- _MATERIAL FOR THIS EXERCISE_:

———

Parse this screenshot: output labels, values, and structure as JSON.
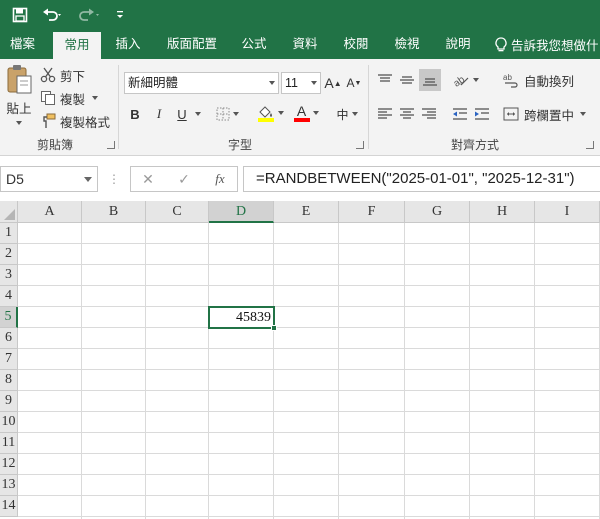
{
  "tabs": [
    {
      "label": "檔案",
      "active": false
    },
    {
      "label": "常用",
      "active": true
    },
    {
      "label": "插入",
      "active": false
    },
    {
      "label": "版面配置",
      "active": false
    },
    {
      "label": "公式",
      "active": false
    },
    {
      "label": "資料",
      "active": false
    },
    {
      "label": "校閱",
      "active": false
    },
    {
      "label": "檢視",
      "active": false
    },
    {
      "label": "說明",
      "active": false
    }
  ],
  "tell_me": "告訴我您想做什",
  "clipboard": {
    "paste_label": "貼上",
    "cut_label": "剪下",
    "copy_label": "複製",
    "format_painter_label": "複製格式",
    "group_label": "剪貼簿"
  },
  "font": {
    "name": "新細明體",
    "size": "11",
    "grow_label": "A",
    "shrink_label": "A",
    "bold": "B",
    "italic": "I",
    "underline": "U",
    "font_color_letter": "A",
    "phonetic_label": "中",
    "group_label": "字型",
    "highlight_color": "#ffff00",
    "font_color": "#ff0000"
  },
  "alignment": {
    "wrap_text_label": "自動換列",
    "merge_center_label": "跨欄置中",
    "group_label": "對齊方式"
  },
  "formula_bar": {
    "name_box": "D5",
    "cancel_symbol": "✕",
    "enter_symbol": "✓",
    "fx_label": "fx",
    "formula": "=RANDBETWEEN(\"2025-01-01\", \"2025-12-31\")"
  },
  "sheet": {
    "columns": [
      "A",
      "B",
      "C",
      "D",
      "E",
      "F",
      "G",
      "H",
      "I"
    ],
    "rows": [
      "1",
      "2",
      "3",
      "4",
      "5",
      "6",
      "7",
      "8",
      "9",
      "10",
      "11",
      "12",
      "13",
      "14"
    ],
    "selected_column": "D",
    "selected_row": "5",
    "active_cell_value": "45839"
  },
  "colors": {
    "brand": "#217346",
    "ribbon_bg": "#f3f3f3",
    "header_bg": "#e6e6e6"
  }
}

———

Without the images, write out each line of the data verbatim.

Parse this screenshot: output labels, values, and structure as JSON.
{
  "tabs": [
    {
      "label": "檔案",
      "active": false
    },
    {
      "label": "常用",
      "active": true
    },
    {
      "label": "插入",
      "active": false
    },
    {
      "label": "版面配置",
      "active": false
    },
    {
      "label": "公式",
      "active": false
    },
    {
      "label": "資料",
      "active": false
    },
    {
      "label": "校閱",
      "active": false
    },
    {
      "label": "檢視",
      "active": false
    },
    {
      "label": "說明",
      "active": false
    }
  ],
  "tell_me": "告訴我您想做什",
  "clipboard": {
    "paste_label": "貼上",
    "cut_label": "剪下",
    "copy_label": "複製",
    "format_painter_label": "複製格式",
    "group_label": "剪貼簿"
  },
  "font": {
    "name": "新細明體",
    "size": "11",
    "grow_label": "A",
    "shrink_label": "A",
    "bold": "B",
    "italic": "I",
    "underline": "U",
    "font_color_letter": "A",
    "phonetic_label": "中",
    "group_label": "字型",
    "highlight_color": "#ffff00",
    "font_color": "#ff0000"
  },
  "alignment": {
    "wrap_text_label": "自動換列",
    "merge_center_label": "跨欄置中",
    "group_label": "對齊方式"
  },
  "formula_bar": {
    "name_box": "D5",
    "cancel_symbol": "✕",
    "enter_symbol": "✓",
    "fx_label": "fx",
    "formula": "=RANDBETWEEN(\"2025-01-01\", \"2025-12-31\")"
  },
  "sheet": {
    "columns": [
      "A",
      "B",
      "C",
      "D",
      "E",
      "F",
      "G",
      "H",
      "I"
    ],
    "rows": [
      "1",
      "2",
      "3",
      "4",
      "5",
      "6",
      "7",
      "8",
      "9",
      "10",
      "11",
      "12",
      "13",
      "14"
    ],
    "selected_column": "D",
    "selected_row": "5",
    "active_cell_value": "45839"
  },
  "colors": {
    "brand": "#217346",
    "ribbon_bg": "#f3f3f3",
    "header_bg": "#e6e6e6"
  }
}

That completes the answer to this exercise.